* [Input for this task]
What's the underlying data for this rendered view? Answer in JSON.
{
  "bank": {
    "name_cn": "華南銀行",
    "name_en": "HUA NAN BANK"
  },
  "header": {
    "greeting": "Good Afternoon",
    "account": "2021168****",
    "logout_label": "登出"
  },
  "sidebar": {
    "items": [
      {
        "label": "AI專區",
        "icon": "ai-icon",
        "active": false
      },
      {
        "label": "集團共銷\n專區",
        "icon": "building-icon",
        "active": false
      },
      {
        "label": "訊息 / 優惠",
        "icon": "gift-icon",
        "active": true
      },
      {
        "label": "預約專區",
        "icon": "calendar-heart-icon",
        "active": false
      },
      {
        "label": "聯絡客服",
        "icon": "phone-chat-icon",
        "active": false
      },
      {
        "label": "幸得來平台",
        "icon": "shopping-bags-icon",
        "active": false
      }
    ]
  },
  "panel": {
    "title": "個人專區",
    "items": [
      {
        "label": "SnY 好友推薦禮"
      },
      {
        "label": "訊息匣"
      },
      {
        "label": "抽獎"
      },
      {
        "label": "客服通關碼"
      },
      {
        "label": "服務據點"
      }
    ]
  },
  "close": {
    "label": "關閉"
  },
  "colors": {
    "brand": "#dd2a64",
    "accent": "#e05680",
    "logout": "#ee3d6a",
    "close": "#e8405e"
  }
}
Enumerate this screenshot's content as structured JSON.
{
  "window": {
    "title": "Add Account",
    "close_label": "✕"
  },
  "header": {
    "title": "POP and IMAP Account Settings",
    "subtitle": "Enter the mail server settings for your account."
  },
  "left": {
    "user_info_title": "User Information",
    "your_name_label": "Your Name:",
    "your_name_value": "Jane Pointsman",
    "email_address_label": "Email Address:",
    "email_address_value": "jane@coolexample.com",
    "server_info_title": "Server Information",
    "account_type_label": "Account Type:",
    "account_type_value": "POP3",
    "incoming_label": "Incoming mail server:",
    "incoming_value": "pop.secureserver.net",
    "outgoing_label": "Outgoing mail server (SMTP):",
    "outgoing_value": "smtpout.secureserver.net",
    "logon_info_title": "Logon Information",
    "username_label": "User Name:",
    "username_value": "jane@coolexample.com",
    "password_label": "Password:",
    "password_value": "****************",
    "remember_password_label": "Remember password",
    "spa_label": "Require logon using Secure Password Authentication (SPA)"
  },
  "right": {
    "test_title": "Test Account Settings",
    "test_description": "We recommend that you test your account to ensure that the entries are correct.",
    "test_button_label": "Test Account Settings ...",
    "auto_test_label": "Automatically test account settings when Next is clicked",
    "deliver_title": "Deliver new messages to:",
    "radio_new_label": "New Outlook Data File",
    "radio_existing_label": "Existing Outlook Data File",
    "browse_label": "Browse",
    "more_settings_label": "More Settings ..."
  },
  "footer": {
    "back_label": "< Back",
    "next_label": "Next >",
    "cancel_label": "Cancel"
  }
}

* [What you will do] Copy out each line of the records that holds the string "Next".

* [Response for this exercise]
    "auto_test_label": "Automatically test account settings when Next is clicked",
    "next_label": "Next >",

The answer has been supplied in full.